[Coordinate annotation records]
□ □ □

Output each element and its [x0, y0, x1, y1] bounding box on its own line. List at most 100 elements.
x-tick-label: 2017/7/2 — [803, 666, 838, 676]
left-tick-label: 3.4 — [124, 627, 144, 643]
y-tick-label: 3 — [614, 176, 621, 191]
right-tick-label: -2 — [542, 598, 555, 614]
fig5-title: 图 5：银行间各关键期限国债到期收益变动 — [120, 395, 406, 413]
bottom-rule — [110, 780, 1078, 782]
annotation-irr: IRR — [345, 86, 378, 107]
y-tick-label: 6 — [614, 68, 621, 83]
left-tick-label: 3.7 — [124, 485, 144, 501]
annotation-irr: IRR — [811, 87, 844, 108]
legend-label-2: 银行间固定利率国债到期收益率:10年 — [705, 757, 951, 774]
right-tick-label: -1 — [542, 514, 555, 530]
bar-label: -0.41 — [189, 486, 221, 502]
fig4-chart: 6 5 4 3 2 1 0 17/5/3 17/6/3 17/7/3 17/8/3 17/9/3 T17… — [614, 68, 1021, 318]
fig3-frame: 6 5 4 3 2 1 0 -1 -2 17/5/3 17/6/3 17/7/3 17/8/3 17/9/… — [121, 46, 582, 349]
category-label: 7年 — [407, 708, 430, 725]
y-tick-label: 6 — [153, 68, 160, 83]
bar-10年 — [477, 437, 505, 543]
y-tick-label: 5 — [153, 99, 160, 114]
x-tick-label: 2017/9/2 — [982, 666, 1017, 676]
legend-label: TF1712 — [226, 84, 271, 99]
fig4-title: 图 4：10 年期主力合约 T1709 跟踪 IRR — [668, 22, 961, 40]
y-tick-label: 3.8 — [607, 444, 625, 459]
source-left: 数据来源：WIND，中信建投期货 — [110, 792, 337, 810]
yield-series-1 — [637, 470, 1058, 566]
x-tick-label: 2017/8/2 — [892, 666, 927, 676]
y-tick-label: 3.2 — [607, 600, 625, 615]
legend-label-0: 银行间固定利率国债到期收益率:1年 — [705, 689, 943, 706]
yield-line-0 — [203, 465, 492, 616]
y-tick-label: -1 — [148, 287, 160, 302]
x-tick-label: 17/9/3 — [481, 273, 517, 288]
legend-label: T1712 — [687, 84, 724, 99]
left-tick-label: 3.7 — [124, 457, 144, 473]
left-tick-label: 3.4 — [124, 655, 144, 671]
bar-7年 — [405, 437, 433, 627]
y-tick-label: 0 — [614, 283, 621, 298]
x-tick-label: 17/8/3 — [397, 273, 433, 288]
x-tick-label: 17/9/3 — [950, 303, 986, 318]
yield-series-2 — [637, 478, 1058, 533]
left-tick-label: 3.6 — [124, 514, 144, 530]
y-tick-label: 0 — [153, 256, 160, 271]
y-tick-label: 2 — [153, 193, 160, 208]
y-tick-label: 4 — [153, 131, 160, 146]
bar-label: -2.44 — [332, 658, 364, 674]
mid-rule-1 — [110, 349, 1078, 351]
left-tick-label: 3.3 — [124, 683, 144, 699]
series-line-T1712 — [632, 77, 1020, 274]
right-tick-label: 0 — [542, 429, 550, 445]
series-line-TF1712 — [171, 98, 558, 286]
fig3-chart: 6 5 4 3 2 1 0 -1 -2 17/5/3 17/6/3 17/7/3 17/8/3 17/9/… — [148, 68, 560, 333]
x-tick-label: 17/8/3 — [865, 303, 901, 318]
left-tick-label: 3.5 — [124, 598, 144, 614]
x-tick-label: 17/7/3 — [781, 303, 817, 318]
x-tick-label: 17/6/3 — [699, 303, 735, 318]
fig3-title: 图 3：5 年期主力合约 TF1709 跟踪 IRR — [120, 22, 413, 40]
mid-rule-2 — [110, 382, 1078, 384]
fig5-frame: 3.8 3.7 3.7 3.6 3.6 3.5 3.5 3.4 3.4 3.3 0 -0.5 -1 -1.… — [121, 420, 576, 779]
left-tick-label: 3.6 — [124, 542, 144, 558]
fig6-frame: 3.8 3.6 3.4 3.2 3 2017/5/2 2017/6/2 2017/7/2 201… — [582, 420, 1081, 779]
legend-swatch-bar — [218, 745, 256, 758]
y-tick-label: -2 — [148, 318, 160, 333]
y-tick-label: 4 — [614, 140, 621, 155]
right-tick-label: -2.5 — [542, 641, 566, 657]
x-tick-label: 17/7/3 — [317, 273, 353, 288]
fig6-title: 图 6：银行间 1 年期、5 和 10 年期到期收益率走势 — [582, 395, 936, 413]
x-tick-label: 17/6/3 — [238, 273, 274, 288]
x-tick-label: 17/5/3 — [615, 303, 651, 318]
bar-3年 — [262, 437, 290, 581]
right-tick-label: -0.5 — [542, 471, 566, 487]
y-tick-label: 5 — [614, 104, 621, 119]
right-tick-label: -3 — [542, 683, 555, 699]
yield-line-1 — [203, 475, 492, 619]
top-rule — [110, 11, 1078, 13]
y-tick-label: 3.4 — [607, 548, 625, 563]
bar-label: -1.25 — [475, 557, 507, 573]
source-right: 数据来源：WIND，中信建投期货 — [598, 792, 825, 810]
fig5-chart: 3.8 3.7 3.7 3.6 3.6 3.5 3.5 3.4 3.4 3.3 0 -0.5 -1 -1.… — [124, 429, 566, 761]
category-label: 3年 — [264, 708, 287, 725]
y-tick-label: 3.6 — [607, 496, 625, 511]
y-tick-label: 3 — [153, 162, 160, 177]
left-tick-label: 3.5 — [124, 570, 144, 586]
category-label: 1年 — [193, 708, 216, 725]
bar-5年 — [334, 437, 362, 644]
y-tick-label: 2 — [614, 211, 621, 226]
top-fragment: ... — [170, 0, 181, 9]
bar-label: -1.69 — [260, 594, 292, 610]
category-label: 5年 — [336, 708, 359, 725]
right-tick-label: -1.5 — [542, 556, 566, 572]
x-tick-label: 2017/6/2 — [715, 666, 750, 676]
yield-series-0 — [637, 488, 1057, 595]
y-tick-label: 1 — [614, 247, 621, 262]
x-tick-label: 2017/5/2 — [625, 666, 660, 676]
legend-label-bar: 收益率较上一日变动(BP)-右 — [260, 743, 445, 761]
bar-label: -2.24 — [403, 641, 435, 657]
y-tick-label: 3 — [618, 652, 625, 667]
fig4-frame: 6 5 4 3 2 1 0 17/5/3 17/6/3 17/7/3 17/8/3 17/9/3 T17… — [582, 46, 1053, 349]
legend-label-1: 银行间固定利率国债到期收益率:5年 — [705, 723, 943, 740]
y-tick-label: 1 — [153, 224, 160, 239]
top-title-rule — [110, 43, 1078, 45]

□ □ □

**Problem to solve:** Reproduce the records verbatim, from the first line of the records through the line containing "y-tick-label: 3 — [614, 176, 621, 191]", with both ends included.

**Task response:**
Output each element and its [x0, y0, x1, y1] bounding box on its own line. List at most 100 elements.
x-tick-label: 2017/7/2 — [803, 666, 838, 676]
left-tick-label: 3.4 — [124, 627, 144, 643]
y-tick-label: 3 — [614, 176, 621, 191]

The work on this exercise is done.